▶ [Work required] Of all the lines in the material below, how many include the string "Convert"? Give the number only.

[Stored items]

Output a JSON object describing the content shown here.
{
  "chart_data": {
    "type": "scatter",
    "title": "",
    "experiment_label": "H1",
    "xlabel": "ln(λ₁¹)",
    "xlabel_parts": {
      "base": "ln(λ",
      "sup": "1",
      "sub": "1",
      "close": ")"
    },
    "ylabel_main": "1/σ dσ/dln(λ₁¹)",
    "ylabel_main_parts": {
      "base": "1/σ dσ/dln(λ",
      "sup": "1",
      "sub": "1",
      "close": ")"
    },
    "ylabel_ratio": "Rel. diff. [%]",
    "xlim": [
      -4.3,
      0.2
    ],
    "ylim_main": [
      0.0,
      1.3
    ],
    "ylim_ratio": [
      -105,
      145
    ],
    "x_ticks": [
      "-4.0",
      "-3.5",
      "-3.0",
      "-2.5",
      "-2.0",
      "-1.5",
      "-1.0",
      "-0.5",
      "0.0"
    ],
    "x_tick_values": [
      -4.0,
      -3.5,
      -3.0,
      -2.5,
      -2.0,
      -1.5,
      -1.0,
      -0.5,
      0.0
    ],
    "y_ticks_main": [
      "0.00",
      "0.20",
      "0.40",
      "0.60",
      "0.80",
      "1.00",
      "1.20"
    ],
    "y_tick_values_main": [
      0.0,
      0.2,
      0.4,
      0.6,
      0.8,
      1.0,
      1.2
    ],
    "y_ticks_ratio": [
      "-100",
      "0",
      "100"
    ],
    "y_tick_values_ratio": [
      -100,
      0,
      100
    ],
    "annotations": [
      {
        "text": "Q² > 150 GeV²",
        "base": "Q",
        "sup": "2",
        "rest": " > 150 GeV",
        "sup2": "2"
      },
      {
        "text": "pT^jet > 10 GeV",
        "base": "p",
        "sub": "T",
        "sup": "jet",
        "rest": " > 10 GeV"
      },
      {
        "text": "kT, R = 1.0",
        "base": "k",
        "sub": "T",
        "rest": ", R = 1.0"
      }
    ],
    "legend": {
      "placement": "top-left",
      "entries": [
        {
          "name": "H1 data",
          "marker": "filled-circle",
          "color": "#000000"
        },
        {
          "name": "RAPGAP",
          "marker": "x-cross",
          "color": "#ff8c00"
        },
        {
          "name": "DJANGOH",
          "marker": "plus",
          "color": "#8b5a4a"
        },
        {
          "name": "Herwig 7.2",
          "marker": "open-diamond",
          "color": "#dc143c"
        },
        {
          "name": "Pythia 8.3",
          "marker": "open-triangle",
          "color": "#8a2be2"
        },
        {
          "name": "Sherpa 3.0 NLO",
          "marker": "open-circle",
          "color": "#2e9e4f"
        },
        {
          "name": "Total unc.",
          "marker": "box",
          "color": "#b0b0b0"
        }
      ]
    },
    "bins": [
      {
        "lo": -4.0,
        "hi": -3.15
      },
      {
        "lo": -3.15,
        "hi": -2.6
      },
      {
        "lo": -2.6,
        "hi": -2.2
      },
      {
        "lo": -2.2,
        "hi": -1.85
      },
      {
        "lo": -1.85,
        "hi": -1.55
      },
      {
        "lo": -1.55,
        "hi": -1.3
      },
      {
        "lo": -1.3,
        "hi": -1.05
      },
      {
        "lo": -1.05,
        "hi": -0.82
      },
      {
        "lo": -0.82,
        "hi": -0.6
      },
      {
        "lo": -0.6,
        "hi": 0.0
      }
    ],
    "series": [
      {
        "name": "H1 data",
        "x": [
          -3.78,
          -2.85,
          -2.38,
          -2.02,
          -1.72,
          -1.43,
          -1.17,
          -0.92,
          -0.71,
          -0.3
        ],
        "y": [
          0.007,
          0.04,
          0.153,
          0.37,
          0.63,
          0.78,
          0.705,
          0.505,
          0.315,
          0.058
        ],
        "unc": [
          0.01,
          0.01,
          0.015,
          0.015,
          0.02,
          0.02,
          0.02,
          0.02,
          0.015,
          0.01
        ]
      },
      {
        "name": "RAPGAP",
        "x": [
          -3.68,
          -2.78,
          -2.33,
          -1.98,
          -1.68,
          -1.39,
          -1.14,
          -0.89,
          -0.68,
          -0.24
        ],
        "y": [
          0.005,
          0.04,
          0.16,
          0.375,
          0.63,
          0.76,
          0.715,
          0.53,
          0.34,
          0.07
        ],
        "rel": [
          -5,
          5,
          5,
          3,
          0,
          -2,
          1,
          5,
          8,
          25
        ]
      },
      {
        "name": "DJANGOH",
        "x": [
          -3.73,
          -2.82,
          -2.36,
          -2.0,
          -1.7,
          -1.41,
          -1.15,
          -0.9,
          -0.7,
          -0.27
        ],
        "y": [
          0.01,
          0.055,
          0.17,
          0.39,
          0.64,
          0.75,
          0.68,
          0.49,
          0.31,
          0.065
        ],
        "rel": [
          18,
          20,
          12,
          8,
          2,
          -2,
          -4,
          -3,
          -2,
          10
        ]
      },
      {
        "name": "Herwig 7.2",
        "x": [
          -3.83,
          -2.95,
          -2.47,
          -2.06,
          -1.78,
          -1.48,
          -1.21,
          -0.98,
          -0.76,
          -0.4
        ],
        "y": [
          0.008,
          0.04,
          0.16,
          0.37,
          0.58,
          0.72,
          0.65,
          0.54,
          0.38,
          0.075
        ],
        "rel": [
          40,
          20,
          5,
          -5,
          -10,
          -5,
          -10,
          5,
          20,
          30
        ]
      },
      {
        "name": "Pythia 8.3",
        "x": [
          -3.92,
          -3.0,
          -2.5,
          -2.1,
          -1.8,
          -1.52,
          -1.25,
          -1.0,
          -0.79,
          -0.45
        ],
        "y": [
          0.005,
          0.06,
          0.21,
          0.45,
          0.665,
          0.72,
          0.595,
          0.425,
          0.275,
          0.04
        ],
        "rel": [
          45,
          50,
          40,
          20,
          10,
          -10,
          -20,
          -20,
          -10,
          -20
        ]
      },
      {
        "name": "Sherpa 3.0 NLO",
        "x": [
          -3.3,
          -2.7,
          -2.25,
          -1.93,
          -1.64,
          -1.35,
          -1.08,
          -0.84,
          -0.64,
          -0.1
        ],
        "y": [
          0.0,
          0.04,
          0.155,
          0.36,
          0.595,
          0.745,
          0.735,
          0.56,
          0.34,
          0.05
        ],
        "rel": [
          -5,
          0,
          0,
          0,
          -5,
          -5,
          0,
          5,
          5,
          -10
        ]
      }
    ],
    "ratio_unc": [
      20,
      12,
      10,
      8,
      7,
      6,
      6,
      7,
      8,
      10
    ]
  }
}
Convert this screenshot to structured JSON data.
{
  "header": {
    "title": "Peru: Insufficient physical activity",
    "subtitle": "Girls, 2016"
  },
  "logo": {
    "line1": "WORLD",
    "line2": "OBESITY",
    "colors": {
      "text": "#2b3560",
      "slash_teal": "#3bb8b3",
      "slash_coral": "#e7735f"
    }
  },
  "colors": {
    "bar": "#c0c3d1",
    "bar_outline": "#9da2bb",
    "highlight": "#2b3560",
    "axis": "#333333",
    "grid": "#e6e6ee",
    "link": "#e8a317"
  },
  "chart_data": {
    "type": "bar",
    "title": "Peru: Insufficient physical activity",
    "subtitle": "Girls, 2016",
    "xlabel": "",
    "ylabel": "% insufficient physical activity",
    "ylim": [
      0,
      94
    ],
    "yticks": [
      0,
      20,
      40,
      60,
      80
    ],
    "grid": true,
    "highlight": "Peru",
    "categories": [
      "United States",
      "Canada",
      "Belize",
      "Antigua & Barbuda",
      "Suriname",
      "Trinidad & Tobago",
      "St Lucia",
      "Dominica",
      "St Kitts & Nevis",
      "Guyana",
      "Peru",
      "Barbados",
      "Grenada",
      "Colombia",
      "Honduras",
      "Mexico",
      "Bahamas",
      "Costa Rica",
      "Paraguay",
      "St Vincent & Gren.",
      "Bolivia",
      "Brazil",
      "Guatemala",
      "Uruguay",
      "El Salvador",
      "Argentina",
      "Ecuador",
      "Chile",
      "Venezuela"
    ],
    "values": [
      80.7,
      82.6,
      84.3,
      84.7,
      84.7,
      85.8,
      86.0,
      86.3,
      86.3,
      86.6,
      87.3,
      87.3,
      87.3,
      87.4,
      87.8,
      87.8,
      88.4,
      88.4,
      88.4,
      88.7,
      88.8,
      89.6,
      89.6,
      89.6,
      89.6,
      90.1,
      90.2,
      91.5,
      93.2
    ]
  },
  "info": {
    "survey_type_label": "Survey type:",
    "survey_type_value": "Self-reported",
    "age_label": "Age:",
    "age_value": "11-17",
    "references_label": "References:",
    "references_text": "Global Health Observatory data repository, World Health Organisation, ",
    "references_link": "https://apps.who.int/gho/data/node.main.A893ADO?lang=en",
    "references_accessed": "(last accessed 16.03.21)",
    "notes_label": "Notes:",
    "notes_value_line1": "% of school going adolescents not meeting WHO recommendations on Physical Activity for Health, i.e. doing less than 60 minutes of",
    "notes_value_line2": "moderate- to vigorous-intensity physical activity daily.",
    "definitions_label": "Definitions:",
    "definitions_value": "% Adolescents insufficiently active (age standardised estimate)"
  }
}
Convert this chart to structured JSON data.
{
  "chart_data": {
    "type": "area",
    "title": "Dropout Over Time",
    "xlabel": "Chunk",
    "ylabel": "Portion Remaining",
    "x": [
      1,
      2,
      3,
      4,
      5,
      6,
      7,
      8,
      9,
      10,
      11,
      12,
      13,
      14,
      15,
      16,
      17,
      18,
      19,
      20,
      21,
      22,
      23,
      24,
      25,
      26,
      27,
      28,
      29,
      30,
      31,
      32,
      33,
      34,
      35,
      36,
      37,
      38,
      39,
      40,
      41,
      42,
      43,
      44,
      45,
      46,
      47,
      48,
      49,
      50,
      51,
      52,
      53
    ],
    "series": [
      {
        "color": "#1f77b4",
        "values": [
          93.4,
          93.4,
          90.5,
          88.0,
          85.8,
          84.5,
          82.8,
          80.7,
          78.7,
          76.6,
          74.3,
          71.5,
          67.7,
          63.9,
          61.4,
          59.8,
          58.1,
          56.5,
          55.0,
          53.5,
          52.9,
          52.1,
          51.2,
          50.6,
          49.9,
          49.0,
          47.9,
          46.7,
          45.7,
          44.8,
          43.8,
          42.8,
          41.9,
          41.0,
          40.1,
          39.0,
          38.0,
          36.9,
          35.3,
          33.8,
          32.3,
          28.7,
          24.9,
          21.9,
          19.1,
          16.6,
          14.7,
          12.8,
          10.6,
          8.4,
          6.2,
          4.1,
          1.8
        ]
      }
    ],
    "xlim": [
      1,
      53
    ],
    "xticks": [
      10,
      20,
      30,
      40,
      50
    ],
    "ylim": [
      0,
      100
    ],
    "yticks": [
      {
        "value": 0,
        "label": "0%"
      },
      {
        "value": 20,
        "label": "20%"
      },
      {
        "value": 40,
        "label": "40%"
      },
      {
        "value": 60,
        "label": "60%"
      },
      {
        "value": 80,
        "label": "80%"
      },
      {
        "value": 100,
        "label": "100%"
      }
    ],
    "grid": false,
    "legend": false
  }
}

▶ [Response to this task] 2